• SET TASK: Copy the records from the line with "What elements are" to the line with "funeral-venue: ve smuteční", both included, replacing each "intro-line" with "opening-line" and leaving all else as it is. Omit the pictures.

• DATA SECTION:
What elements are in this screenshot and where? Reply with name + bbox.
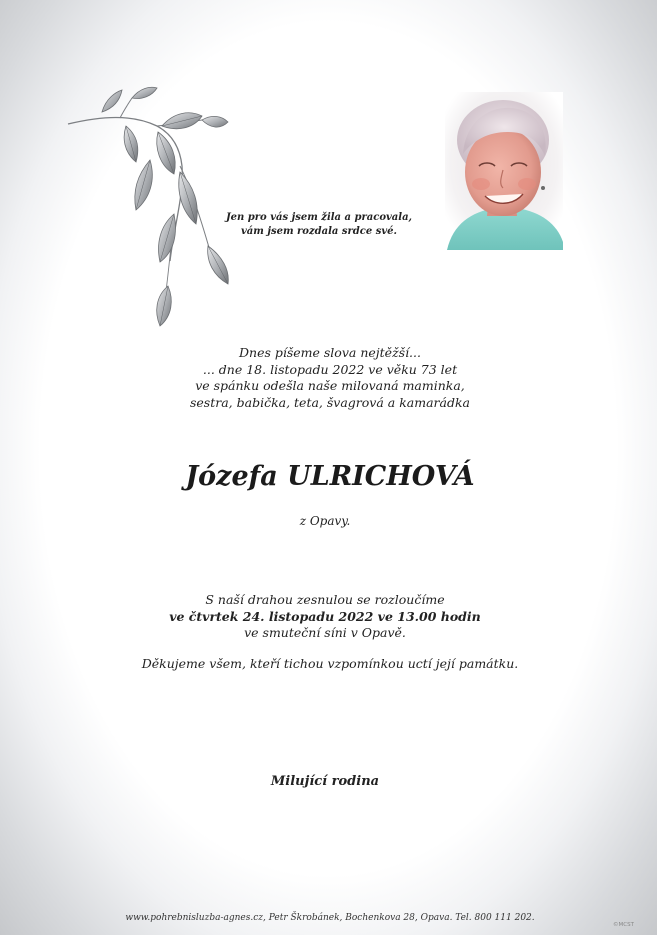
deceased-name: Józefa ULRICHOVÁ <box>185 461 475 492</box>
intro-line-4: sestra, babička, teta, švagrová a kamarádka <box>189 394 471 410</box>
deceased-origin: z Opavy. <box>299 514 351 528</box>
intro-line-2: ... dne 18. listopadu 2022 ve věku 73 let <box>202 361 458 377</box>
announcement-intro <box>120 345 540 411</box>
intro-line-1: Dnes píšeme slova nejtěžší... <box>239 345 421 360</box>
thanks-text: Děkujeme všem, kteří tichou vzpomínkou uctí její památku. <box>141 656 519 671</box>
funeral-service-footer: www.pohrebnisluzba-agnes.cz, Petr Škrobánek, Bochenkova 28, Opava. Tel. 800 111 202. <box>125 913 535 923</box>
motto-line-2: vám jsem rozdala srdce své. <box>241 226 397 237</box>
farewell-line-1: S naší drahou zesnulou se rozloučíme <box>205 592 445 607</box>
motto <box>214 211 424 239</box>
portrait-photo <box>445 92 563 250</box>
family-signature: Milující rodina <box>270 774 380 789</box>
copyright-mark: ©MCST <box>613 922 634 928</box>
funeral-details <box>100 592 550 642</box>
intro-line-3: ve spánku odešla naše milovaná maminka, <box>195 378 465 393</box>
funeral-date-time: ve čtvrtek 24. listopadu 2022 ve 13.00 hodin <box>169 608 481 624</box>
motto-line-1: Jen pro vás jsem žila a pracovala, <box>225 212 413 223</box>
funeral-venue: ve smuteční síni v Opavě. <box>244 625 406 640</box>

* * *

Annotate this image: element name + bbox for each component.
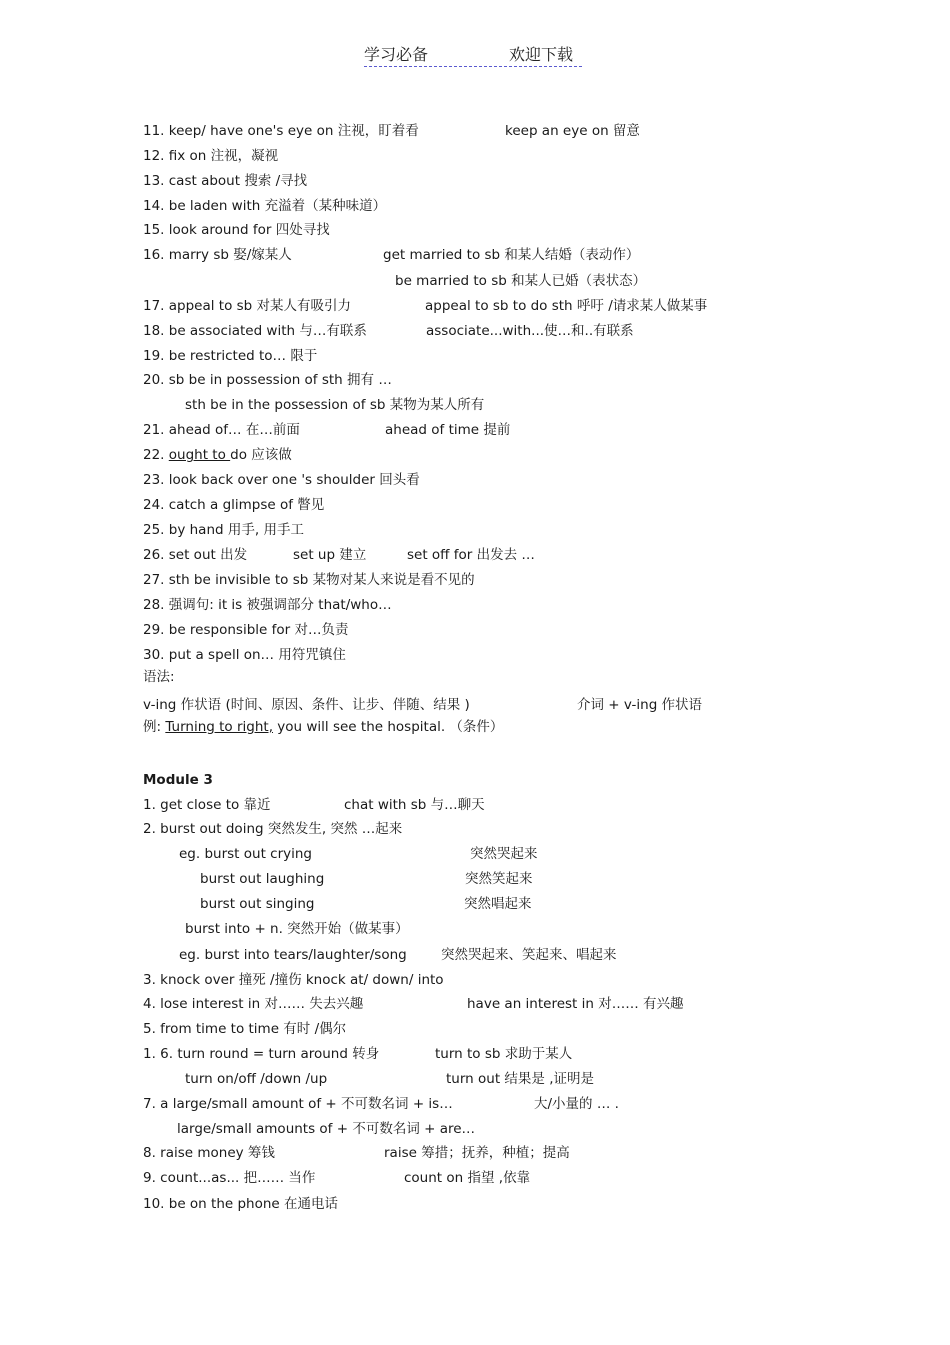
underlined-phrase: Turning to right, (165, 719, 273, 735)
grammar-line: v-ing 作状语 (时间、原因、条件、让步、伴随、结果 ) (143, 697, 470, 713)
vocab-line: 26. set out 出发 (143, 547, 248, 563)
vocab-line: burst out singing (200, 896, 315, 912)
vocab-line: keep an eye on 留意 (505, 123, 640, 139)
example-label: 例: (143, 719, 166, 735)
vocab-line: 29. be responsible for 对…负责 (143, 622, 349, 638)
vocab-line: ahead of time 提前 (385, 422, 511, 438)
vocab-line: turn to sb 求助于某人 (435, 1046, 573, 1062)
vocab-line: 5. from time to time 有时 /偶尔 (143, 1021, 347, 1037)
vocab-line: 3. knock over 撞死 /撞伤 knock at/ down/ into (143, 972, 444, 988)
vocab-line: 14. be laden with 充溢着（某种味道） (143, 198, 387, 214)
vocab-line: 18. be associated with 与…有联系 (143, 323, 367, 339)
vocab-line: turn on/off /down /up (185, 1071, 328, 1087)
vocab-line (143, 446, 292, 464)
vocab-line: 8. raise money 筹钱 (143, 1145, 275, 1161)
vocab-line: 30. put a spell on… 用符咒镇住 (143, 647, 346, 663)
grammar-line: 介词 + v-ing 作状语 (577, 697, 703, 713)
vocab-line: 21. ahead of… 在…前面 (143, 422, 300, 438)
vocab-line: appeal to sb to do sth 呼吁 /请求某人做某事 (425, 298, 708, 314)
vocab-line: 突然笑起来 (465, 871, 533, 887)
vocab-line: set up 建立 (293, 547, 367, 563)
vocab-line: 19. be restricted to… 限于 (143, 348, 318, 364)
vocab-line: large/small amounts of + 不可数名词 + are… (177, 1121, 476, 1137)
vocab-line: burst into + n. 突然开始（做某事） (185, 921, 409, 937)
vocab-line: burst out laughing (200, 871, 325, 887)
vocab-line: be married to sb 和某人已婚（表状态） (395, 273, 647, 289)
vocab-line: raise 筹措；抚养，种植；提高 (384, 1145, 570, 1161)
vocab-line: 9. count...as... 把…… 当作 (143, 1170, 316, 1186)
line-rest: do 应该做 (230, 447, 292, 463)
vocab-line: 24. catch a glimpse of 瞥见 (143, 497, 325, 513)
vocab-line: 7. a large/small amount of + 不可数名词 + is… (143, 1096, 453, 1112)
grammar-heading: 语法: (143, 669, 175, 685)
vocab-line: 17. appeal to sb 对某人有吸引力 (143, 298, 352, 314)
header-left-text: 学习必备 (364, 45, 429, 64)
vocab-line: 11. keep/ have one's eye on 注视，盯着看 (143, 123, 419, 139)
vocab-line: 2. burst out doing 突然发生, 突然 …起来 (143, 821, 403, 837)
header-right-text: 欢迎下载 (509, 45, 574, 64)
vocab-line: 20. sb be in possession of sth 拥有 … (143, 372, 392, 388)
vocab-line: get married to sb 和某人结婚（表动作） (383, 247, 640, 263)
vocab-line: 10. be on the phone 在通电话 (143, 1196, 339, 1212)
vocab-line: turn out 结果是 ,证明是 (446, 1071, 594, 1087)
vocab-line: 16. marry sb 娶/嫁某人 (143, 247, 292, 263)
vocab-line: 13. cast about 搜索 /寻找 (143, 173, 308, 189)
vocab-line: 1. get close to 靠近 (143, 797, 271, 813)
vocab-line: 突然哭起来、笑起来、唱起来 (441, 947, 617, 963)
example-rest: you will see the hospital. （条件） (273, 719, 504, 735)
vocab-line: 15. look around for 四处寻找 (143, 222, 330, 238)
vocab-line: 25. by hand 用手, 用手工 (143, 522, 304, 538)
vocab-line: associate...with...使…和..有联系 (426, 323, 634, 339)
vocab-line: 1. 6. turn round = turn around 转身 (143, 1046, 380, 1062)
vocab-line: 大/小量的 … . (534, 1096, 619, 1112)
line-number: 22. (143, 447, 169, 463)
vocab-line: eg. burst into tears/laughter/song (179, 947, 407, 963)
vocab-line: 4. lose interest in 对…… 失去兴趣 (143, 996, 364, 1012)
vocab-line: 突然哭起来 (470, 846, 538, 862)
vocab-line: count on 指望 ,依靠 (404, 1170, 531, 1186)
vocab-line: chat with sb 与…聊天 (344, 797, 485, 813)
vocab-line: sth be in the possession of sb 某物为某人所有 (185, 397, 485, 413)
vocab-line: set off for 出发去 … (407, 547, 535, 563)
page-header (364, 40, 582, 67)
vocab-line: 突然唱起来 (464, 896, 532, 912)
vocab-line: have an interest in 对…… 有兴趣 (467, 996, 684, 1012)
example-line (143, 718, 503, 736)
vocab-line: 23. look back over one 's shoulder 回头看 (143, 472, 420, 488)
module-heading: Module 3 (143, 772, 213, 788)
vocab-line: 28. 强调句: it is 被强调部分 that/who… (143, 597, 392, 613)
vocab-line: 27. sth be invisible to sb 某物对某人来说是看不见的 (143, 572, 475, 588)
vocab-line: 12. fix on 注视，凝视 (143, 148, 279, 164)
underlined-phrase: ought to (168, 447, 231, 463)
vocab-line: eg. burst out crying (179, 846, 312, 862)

• ANSWER TO THIS PROBLEM:
What elements are in this screenshot and where? Reply with name + bbox.
deceased-name: Józefa ULRICHOVÁ <box>185 461 475 492</box>
opening-line-4: sestra, babička, teta, švagrová a kamarádka <box>189 394 471 410</box>
deceased-origin: z Opavy. <box>299 514 351 528</box>
opening-line-2: ... dne 18. listopadu 2022 ve věku 73 let <box>202 361 458 377</box>
announcement-intro <box>120 345 540 411</box>
opening-line-1: Dnes píšeme slova nejtěžší... <box>239 345 421 360</box>
thanks-text: Děkujeme všem, kteří tichou vzpomínkou uctí její památku. <box>141 656 519 671</box>
funeral-service-footer: www.pohrebnisluzba-agnes.cz, Petr Škrobánek, Bochenkova 28, Opava. Tel. 800 111 202. <box>125 913 535 923</box>
motto-line-2: vám jsem rozdala srdce své. <box>241 226 397 237</box>
farewell-line-1: S naší drahou zesnulou se rozloučíme <box>205 592 445 607</box>
motto <box>214 211 424 239</box>
portrait-photo <box>445 92 563 250</box>
family-signature: Milující rodina <box>270 774 380 789</box>
copyright-mark: ©MCST <box>613 922 634 928</box>
funeral-details <box>100 592 550 642</box>
opening-line-3: ve spánku odešla naše milovaná maminka, <box>195 378 465 393</box>
funeral-date-time: ve čtvrtek 24. listopadu 2022 ve 13.00 hodin <box>169 608 481 624</box>
motto-line-1: Jen pro vás jsem žila a pracovala, <box>225 212 413 223</box>
funeral-venue: ve smuteční síni v Opavě. <box>244 625 406 640</box>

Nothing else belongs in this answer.